Extract:

# # # #

Most journalists, because they are in favor of abortion, don’t want us to think negatively about abortion. And so they avoid the details of the procedure beyond a prescribed set of safe topics and euphemisms that play well with the public because they hide the truth from the public. They refuse to talk about the truth of abortion and what it actually involves. This is a terrible dereliction of their duty.
In PART 1 I discussed a little-known detail of abortions. Read it here.
We witnessed this in the Kermit Gosnell case, where a Philadelphia abortion doctor was sentenced to life in prison for brutally killing babies delivered live during late-term abortions. He also killed two women through medical negligence. First, journalists didn't even show up to court. Even more interesting is that when they eventually were shamed into covering the case, they did not report on many of the inconvenient facts that were revealed in the evidence. Here’s just one example.
Dr. Feisullin, an OBGYN and expert witness who had performed thousands of abortions, was asked what would happen if a baby was born alive during an abortion. We wrote about the evidence in our book Gosnell: The Untold Story of America's Most Prolific Serial Killer (buy it here):
The solution, to prevent this, Feisullin explained, is to inject the fetus with potassium chloride or Digoxin, which kills the baby in the womb. Feisullin explained to the jury how those injections are supposed to work. “One of the highly trained sonographers in our high risk prenatal department . . . does it. He has an assistant who scans the pregnancy, scans the uterus [with an ultrasound], and then injects the potassium chloride into the baby’s heart. And they watch until the heart stops beating. It’s almost immediately.”
She explained that, although it had never happened to her, there is no law against a live birth during an abortion. “The potassium chloride and the Digoxin are really just used so that you don’t have a live birth, not that you can’t proceed with a procedure without it,” the doctor continued. “The heart doesn’t have to stop beating before you do it [the abortion].”

# # # #

Information supplied:

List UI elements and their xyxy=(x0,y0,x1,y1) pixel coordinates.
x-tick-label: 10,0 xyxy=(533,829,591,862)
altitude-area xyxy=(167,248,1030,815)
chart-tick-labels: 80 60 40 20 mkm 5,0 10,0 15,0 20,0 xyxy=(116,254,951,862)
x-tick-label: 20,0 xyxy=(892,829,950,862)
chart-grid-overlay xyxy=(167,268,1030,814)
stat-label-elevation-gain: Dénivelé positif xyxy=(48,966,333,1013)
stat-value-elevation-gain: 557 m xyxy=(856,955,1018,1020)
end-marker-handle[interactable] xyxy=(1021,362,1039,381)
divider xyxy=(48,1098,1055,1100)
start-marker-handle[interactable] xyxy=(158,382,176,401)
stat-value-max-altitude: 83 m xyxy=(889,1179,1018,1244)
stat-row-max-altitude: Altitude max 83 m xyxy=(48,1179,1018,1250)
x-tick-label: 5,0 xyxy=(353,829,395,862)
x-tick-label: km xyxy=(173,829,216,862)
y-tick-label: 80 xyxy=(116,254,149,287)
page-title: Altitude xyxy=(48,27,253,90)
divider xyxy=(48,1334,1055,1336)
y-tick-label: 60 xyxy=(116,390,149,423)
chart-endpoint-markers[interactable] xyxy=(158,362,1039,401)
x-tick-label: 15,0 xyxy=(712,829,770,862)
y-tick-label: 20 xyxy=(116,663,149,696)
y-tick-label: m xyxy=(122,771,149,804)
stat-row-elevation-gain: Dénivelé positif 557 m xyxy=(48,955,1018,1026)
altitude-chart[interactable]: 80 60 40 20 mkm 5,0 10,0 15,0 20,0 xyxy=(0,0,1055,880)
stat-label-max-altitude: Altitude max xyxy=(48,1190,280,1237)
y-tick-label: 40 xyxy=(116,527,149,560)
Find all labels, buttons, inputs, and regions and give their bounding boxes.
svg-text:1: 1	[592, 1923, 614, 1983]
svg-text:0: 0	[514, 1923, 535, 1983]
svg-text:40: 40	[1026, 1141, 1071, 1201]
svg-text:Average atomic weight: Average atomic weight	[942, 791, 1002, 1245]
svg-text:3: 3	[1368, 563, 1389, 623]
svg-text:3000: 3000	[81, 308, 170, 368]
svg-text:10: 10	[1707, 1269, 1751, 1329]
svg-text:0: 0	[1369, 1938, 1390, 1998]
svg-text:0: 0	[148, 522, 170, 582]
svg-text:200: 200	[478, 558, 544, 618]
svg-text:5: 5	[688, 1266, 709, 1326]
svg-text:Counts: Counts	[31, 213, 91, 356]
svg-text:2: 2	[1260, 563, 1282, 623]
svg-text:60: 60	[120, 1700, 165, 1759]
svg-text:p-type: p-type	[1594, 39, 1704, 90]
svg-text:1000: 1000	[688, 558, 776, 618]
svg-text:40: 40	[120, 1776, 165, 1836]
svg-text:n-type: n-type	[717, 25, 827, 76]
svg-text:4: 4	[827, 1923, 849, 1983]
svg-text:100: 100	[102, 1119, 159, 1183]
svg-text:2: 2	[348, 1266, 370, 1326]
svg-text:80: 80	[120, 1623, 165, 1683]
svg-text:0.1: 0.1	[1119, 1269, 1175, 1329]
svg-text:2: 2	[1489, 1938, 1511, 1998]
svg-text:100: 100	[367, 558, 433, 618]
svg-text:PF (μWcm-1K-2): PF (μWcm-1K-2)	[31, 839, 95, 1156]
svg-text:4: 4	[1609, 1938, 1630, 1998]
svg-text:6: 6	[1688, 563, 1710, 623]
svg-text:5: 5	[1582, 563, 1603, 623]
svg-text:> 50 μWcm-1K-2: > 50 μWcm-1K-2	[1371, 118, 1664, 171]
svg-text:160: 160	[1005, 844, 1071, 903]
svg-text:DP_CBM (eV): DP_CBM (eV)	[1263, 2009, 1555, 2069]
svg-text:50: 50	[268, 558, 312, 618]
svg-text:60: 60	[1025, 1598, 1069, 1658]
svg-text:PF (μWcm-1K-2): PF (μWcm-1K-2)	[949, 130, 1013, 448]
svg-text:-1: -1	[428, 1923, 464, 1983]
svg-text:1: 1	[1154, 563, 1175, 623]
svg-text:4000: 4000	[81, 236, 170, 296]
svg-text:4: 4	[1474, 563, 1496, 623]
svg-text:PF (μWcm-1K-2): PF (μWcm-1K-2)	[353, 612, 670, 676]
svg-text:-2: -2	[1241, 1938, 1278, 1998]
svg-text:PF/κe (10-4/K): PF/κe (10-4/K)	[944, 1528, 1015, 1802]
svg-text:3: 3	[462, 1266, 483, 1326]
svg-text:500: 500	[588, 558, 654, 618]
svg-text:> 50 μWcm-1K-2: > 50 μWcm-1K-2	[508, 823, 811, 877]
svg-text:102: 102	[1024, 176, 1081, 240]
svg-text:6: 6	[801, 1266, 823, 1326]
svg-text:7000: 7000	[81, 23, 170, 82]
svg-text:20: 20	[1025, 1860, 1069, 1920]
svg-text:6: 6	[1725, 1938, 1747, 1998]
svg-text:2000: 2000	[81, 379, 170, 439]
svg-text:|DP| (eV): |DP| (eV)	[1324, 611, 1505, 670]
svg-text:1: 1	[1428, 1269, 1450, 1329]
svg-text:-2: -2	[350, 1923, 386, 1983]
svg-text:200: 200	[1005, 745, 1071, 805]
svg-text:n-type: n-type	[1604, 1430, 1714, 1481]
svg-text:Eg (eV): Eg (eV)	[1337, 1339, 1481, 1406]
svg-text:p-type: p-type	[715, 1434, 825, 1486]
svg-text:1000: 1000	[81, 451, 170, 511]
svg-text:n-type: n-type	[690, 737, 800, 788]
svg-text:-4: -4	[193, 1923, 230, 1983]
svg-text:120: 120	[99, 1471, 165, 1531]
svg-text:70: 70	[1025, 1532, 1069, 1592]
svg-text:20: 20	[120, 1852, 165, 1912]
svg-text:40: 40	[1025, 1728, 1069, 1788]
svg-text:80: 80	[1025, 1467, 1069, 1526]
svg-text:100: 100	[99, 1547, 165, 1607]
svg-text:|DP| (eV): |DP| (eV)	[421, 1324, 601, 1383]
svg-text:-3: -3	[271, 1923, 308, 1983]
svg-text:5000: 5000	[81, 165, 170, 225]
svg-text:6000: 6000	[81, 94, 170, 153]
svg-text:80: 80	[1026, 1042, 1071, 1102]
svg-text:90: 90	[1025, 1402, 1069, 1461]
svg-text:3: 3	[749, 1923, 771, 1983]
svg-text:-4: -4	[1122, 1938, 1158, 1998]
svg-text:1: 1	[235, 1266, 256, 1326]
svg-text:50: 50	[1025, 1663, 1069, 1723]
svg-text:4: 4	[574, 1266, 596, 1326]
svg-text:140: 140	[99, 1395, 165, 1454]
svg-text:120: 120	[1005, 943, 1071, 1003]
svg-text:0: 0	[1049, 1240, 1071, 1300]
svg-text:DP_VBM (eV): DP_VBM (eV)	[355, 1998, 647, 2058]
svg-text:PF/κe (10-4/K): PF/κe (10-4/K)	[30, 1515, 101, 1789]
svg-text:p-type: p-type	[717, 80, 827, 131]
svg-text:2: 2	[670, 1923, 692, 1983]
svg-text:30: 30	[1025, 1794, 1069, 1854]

# # # #

What to do: Return the part of the Gosnell article that runs from "We witnessed this" up to and including "just one example.". Rely only on the Gosnell article for what follows.

Exercise solution:
We witnessed this in the Kermit Gosnell case, where a Philadelphia abortion doctor was sentenced to life in prison for brutally killing babies delivered live during late-term abortions. He also killed two women through medical negligence. First, journalists didn't even show up to court. Even more interesting is that when they eventually were shamed into covering the case, they did not report on many of the inconvenient facts that were revealed in the evidence. Here’s just one example.